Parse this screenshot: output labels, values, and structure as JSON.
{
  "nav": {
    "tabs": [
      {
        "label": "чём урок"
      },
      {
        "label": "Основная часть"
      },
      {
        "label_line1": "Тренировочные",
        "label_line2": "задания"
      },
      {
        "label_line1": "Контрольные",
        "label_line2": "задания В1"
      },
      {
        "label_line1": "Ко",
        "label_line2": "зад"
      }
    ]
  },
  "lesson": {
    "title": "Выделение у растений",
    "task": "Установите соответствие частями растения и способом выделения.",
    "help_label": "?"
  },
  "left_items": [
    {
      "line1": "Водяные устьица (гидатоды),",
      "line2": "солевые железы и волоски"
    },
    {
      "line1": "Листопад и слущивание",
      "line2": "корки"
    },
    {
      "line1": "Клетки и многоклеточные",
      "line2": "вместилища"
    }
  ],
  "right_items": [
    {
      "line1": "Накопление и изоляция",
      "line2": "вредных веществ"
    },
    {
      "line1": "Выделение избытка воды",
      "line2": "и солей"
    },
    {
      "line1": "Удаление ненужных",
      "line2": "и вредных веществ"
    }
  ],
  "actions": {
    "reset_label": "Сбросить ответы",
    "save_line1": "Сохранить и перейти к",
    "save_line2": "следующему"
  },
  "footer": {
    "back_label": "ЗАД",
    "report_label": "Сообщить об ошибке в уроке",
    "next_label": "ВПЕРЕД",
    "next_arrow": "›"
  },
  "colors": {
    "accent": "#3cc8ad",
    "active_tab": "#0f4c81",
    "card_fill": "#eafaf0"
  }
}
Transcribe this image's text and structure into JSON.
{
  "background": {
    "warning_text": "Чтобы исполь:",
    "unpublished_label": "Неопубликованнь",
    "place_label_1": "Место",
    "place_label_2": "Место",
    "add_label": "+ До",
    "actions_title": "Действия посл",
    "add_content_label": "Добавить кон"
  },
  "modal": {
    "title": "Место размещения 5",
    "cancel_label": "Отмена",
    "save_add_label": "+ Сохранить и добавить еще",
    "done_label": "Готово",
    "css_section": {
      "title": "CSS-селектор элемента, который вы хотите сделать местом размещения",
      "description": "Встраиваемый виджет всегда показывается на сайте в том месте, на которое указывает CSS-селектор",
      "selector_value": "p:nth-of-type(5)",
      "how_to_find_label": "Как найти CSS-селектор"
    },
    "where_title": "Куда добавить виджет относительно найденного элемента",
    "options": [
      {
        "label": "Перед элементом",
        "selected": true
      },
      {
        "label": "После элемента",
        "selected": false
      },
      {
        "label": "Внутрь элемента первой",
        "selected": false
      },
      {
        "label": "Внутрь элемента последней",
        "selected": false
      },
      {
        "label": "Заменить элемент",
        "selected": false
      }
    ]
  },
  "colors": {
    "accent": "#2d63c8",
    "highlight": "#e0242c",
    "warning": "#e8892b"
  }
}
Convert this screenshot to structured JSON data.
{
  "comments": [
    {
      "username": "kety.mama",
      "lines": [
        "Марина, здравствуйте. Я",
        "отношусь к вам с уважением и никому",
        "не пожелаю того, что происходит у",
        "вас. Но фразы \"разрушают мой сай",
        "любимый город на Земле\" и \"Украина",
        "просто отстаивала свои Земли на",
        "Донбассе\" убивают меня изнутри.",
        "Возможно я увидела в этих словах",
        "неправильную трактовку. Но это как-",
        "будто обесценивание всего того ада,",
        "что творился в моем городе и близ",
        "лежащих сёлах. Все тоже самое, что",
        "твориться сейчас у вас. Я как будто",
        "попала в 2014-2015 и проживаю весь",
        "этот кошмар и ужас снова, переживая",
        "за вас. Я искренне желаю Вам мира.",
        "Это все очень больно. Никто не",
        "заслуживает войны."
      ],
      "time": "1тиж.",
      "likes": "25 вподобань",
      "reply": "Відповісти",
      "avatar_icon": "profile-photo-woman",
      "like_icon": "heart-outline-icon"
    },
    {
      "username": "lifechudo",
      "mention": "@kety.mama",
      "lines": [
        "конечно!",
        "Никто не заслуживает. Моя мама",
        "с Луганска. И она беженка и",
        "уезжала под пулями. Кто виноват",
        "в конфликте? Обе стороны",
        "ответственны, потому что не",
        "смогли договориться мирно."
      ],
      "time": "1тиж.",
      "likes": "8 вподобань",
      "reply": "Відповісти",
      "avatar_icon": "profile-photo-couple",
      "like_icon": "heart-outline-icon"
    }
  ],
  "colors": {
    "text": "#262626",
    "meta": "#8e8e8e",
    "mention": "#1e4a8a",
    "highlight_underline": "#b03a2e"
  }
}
-- -- --
# Exercise aim:
All lines that include "того" are to be gathered and copied.

# Answer for the task:
        "не пожелаю того, что происходит у",
        "будто обесценивание всего того ада,",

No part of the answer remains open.